Restate the records that follow word for word; no pictures should appear.

Working data:
------------------------------------
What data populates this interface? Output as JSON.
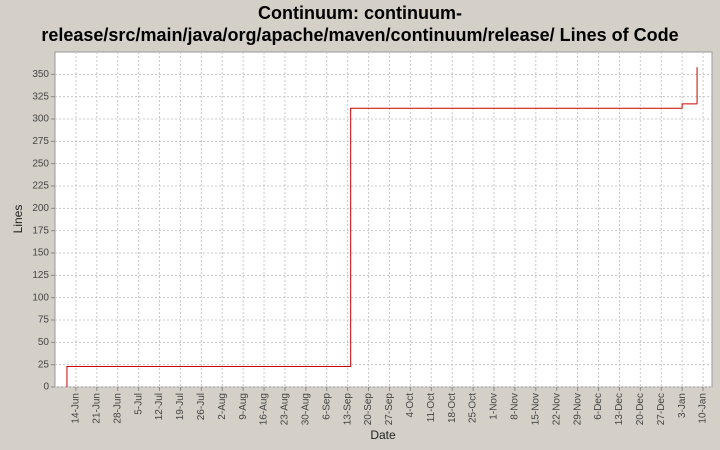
{
  "chart_data": {
    "type": "step",
    "title": [
      "Continuum: continuum-",
      "release/src/main/java/org/apache/maven/continuum/release/ Lines of Code"
    ],
    "x_label": "Date",
    "y_label": "Lines",
    "x": [
      -3,
      -3,
      92,
      203,
      208
    ],
    "series": [
      {
        "name": "Lines",
        "color": "#cc0000",
        "values": [
          0,
          23,
          312,
          317,
          358
        ]
      }
    ],
    "xlim": [
      -7,
      213
    ],
    "xticks": [
      {
        "value": 0,
        "label": "14-Jun"
      },
      {
        "value": 7,
        "label": "21-Jun"
      },
      {
        "value": 14,
        "label": "28-Jun"
      },
      {
        "value": 21,
        "label": "5-Jul"
      },
      {
        "value": 28,
        "label": "12-Jul"
      },
      {
        "value": 35,
        "label": "19-Jul"
      },
      {
        "value": 42,
        "label": "26-Jul"
      },
      {
        "value": 49,
        "label": "2-Aug"
      },
      {
        "value": 56,
        "label": "9-Aug"
      },
      {
        "value": 63,
        "label": "16-Aug"
      },
      {
        "value": 70,
        "label": "23-Aug"
      },
      {
        "value": 77,
        "label": "30-Aug"
      },
      {
        "value": 84,
        "label": "6-Sep"
      },
      {
        "value": 91,
        "label": "13-Sep"
      },
      {
        "value": 98,
        "label": "20-Sep"
      },
      {
        "value": 105,
        "label": "27-Sep"
      },
      {
        "value": 112,
        "label": "4-Oct"
      },
      {
        "value": 119,
        "label": "11-Oct"
      },
      {
        "value": 126,
        "label": "18-Oct"
      },
      {
        "value": 133,
        "label": "25-Oct"
      },
      {
        "value": 140,
        "label": "1-Nov"
      },
      {
        "value": 147,
        "label": "8-Nov"
      },
      {
        "value": 154,
        "label": "15-Nov"
      },
      {
        "value": 161,
        "label": "22-Nov"
      },
      {
        "value": 168,
        "label": "29-Nov"
      },
      {
        "value": 175,
        "label": "6-Dec"
      },
      {
        "value": 182,
        "label": "13-Dec"
      },
      {
        "value": 189,
        "label": "20-Dec"
      },
      {
        "value": 196,
        "label": "27-Dec"
      },
      {
        "value": 203,
        "label": "3-Jan"
      },
      {
        "value": 210,
        "label": "10-Jan"
      }
    ],
    "ylim": [
      0,
      375
    ],
    "yticks": [
      0,
      25,
      50,
      75,
      100,
      125,
      150,
      175,
      200,
      225,
      250,
      275,
      300,
      325,
      350
    ],
    "grid": true
  }
}
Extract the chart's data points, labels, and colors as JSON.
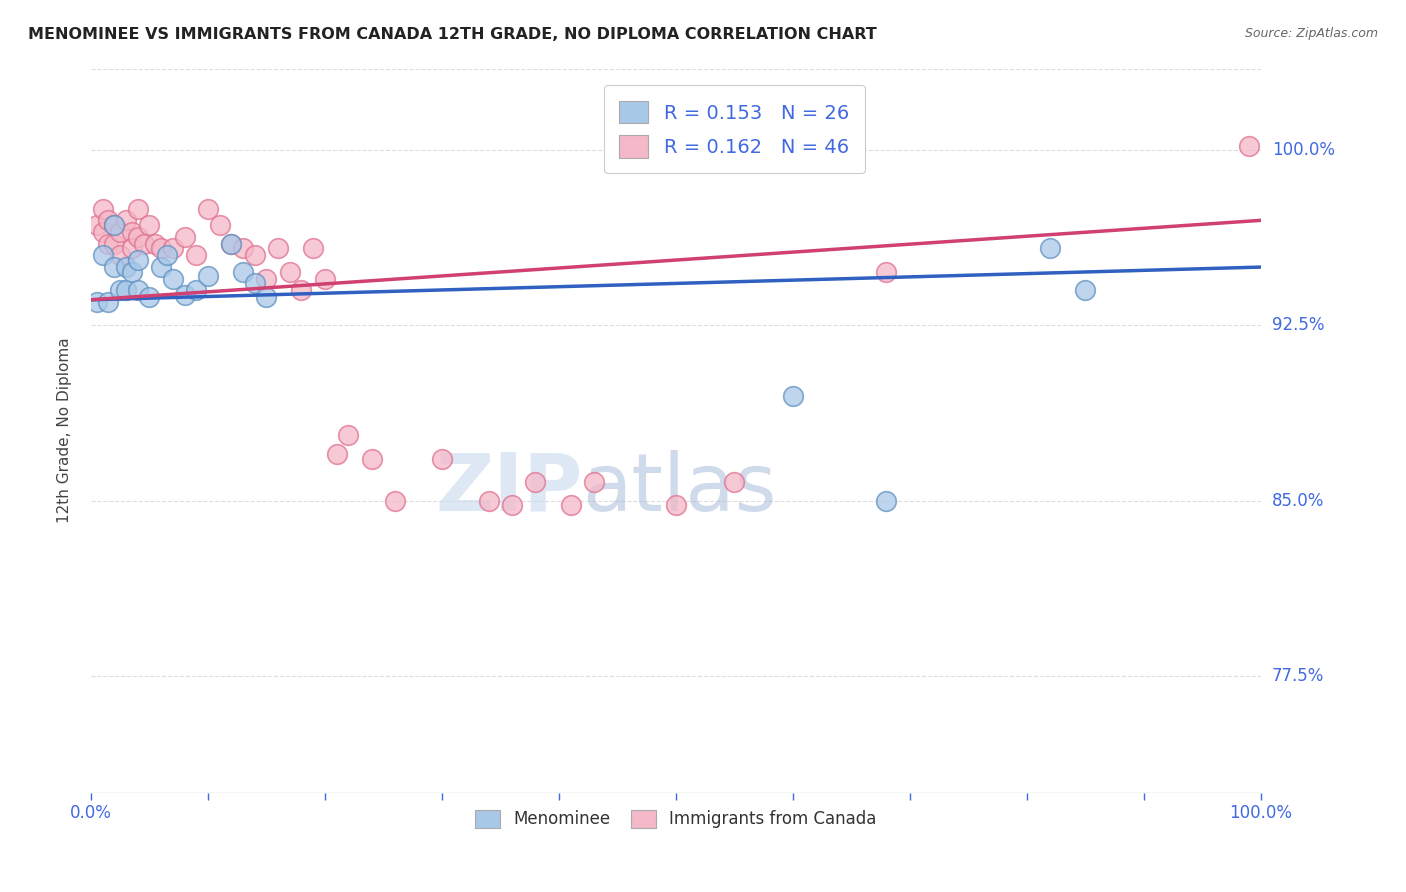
{
  "title": "MENOMINEE VS IMMIGRANTS FROM CANADA 12TH GRADE, NO DIPLOMA CORRELATION CHART",
  "source": "Source: ZipAtlas.com",
  "ylabel": "12th Grade, No Diploma",
  "yticks": [
    "100.0%",
    "92.5%",
    "85.0%",
    "77.5%"
  ],
  "ytick_values": [
    1.0,
    0.925,
    0.85,
    0.775
  ],
  "xlim": [
    0.0,
    1.0
  ],
  "ylim": [
    0.725,
    1.035
  ],
  "legend_blue_label": "R = 0.153   N = 26",
  "legend_pink_label": "R = 0.162   N = 46",
  "legend_bottom_blue": "Menominee",
  "legend_bottom_pink": "Immigrants from Canada",
  "watermark_zip": "ZIP",
  "watermark_atlas": "atlas",
  "blue_color": "#a8c8e8",
  "pink_color": "#f4b8c8",
  "blue_edge_color": "#6090c0",
  "pink_edge_color": "#e07090",
  "trend_blue_color": "#3060c0",
  "trend_pink_color": "#d04070",
  "blue_scatter_x": [
    0.005,
    0.01,
    0.015,
    0.02,
    0.02,
    0.025,
    0.03,
    0.03,
    0.035,
    0.04,
    0.04,
    0.05,
    0.06,
    0.065,
    0.07,
    0.08,
    0.09,
    0.1,
    0.12,
    0.13,
    0.14,
    0.15,
    0.6,
    0.68,
    0.82,
    0.85
  ],
  "blue_scatter_y": [
    0.935,
    0.955,
    0.935,
    0.968,
    0.95,
    0.94,
    0.95,
    0.94,
    0.948,
    0.953,
    0.94,
    0.937,
    0.95,
    0.955,
    0.945,
    0.938,
    0.94,
    0.946,
    0.96,
    0.948,
    0.943,
    0.937,
    0.895,
    0.85,
    0.958,
    0.94
  ],
  "pink_scatter_x": [
    0.005,
    0.01,
    0.01,
    0.015,
    0.015,
    0.02,
    0.02,
    0.025,
    0.025,
    0.03,
    0.035,
    0.035,
    0.04,
    0.04,
    0.045,
    0.05,
    0.055,
    0.06,
    0.07,
    0.08,
    0.09,
    0.1,
    0.11,
    0.12,
    0.13,
    0.14,
    0.15,
    0.16,
    0.17,
    0.18,
    0.19,
    0.2,
    0.21,
    0.22,
    0.24,
    0.26,
    0.3,
    0.34,
    0.36,
    0.38,
    0.41,
    0.43,
    0.5,
    0.55,
    0.68,
    0.99
  ],
  "pink_scatter_y": [
    0.968,
    0.975,
    0.965,
    0.97,
    0.96,
    0.968,
    0.96,
    0.965,
    0.955,
    0.97,
    0.965,
    0.958,
    0.975,
    0.963,
    0.96,
    0.968,
    0.96,
    0.958,
    0.958,
    0.963,
    0.955,
    0.975,
    0.968,
    0.96,
    0.958,
    0.955,
    0.945,
    0.958,
    0.948,
    0.94,
    0.958,
    0.945,
    0.87,
    0.878,
    0.868,
    0.85,
    0.868,
    0.85,
    0.848,
    0.858,
    0.848,
    0.858,
    0.848,
    0.858,
    0.948,
    1.002
  ],
  "blue_trend_x": [
    0.0,
    1.0
  ],
  "blue_trend_y": [
    0.936,
    0.95
  ],
  "pink_trend_x": [
    0.0,
    1.0
  ],
  "pink_trend_y": [
    0.936,
    0.97
  ],
  "title_color": "#222222",
  "axis_color": "#4169e1",
  "grid_color": "#dddddd",
  "background_color": "#ffffff"
}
------------------------------------
Exercise output:
What data populates this interface? Output as JSON.
{
  "chart_data": {
    "type": "step",
    "title": [
      "Continuum: continuum-",
      "release/src/main/java/org/apache/maven/continuum/release/ Lines of Code"
    ],
    "x_label": "Date",
    "y_label": "Lines",
    "x": [
      -3,
      -3,
      92,
      203,
      208
    ],
    "series": [
      {
        "name": "Lines",
        "color": "#cc0000",
        "values": [
          0,
          23,
          312,
          317,
          358
        ]
      }
    ],
    "xlim": [
      -7,
      213
    ],
    "xticks": [
      {
        "value": 0,
        "label": "14-Jun"
      },
      {
        "value": 7,
        "label": "21-Jun"
      },
      {
        "value": 14,
        "label": "28-Jun"
      },
      {
        "value": 21,
        "label": "5-Jul"
      },
      {
        "value": 28,
        "label": "12-Jul"
      },
      {
        "value": 35,
        "label": "19-Jul"
      },
      {
        "value": 42,
        "label": "26-Jul"
      },
      {
        "value": 49,
        "label": "2-Aug"
      },
      {
        "value": 56,
        "label": "9-Aug"
      },
      {
        "value": 63,
        "label": "16-Aug"
      },
      {
        "value": 70,
        "label": "23-Aug"
      },
      {
        "value": 77,
        "label": "30-Aug"
      },
      {
        "value": 84,
        "label": "6-Sep"
      },
      {
        "value": 91,
        "label": "13-Sep"
      },
      {
        "value": 98,
        "label": "20-Sep"
      },
      {
        "value": 105,
        "label": "27-Sep"
      },
      {
        "value": 112,
        "label": "4-Oct"
      },
      {
        "value": 119,
        "label": "11-Oct"
      },
      {
        "value": 126,
        "label": "18-Oct"
      },
      {
        "value": 133,
        "label": "25-Oct"
      },
      {
        "value": 140,
        "label": "1-Nov"
      },
      {
        "value": 147,
        "label": "8-Nov"
      },
      {
        "value": 154,
        "label": "15-Nov"
      },
      {
        "value": 161,
        "label": "22-Nov"
      },
      {
        "value": 168,
        "label": "29-Nov"
      },
      {
        "value": 175,
        "label": "6-Dec"
      },
      {
        "value": 182,
        "label": "13-Dec"
      },
      {
        "value": 189,
        "label": "20-Dec"
      },
      {
        "value": 196,
        "label": "27-Dec"
      },
      {
        "value": 203,
        "label": "3-Jan"
      },
      {
        "value": 210,
        "label": "10-Jan"
      }
    ],
    "ylim": [
      0,
      375
    ],
    "yticks": [
      0,
      25,
      50,
      75,
      100,
      125,
      150,
      175,
      200,
      225,
      250,
      275,
      300,
      325,
      350
    ],
    "grid": true
  }
}
Extract the chart's data points, labels, and colors as JSON.
{
  "title": "MENOMINEE VS IMMIGRANTS FROM CANADA 12TH GRADE, NO DIPLOMA CORRELATION CHART",
  "source": "Source: ZipAtlas.com",
  "ylabel": "12th Grade, No Diploma",
  "yticks": [
    "100.0%",
    "92.5%",
    "85.0%",
    "77.5%"
  ],
  "ytick_values": [
    1.0,
    0.925,
    0.85,
    0.775
  ],
  "xlim": [
    0.0,
    1.0
  ],
  "ylim": [
    0.725,
    1.035
  ],
  "legend_blue_label": "R = 0.153   N = 26",
  "legend_pink_label": "R = 0.162   N = 46",
  "legend_bottom_blue": "Menominee",
  "legend_bottom_pink": "Immigrants from Canada",
  "watermark_zip": "ZIP",
  "watermark_atlas": "atlas",
  "blue_color": "#a8c8e8",
  "pink_color": "#f4b8c8",
  "blue_edge_color": "#6090c0",
  "pink_edge_color": "#e07090",
  "trend_blue_color": "#3060c0",
  "trend_pink_color": "#d04070",
  "blue_scatter_x": [
    0.005,
    0.01,
    0.015,
    0.02,
    0.02,
    0.025,
    0.03,
    0.03,
    0.035,
    0.04,
    0.04,
    0.05,
    0.06,
    0.065,
    0.07,
    0.08,
    0.09,
    0.1,
    0.12,
    0.13,
    0.14,
    0.15,
    0.6,
    0.68,
    0.82,
    0.85
  ],
  "blue_scatter_y": [
    0.935,
    0.955,
    0.935,
    0.968,
    0.95,
    0.94,
    0.95,
    0.94,
    0.948,
    0.953,
    0.94,
    0.937,
    0.95,
    0.955,
    0.945,
    0.938,
    0.94,
    0.946,
    0.96,
    0.948,
    0.943,
    0.937,
    0.895,
    0.85,
    0.958,
    0.94
  ],
  "pink_scatter_x": [
    0.005,
    0.01,
    0.01,
    0.015,
    0.015,
    0.02,
    0.02,
    0.025,
    0.025,
    0.03,
    0.035,
    0.035,
    0.04,
    0.04,
    0.045,
    0.05,
    0.055,
    0.06,
    0.07,
    0.08,
    0.09,
    0.1,
    0.11,
    0.12,
    0.13,
    0.14,
    0.15,
    0.16,
    0.17,
    0.18,
    0.19,
    0.2,
    0.21,
    0.22,
    0.24,
    0.26,
    0.3,
    0.34,
    0.36,
    0.38,
    0.41,
    0.43,
    0.5,
    0.55,
    0.68,
    0.99
  ],
  "pink_scatter_y": [
    0.968,
    0.975,
    0.965,
    0.97,
    0.96,
    0.968,
    0.96,
    0.965,
    0.955,
    0.97,
    0.965,
    0.958,
    0.975,
    0.963,
    0.96,
    0.968,
    0.96,
    0.958,
    0.958,
    0.963,
    0.955,
    0.975,
    0.968,
    0.96,
    0.958,
    0.955,
    0.945,
    0.958,
    0.948,
    0.94,
    0.958,
    0.945,
    0.87,
    0.878,
    0.868,
    0.85,
    0.868,
    0.85,
    0.848,
    0.858,
    0.848,
    0.858,
    0.848,
    0.858,
    0.948,
    1.002
  ],
  "blue_trend_x": [
    0.0,
    1.0
  ],
  "blue_trend_y": [
    0.936,
    0.95
  ],
  "pink_trend_x": [
    0.0,
    1.0
  ],
  "pink_trend_y": [
    0.936,
    0.97
  ],
  "title_color": "#222222",
  "axis_color": "#4169e1",
  "grid_color": "#dddddd",
  "background_color": "#ffffff"
}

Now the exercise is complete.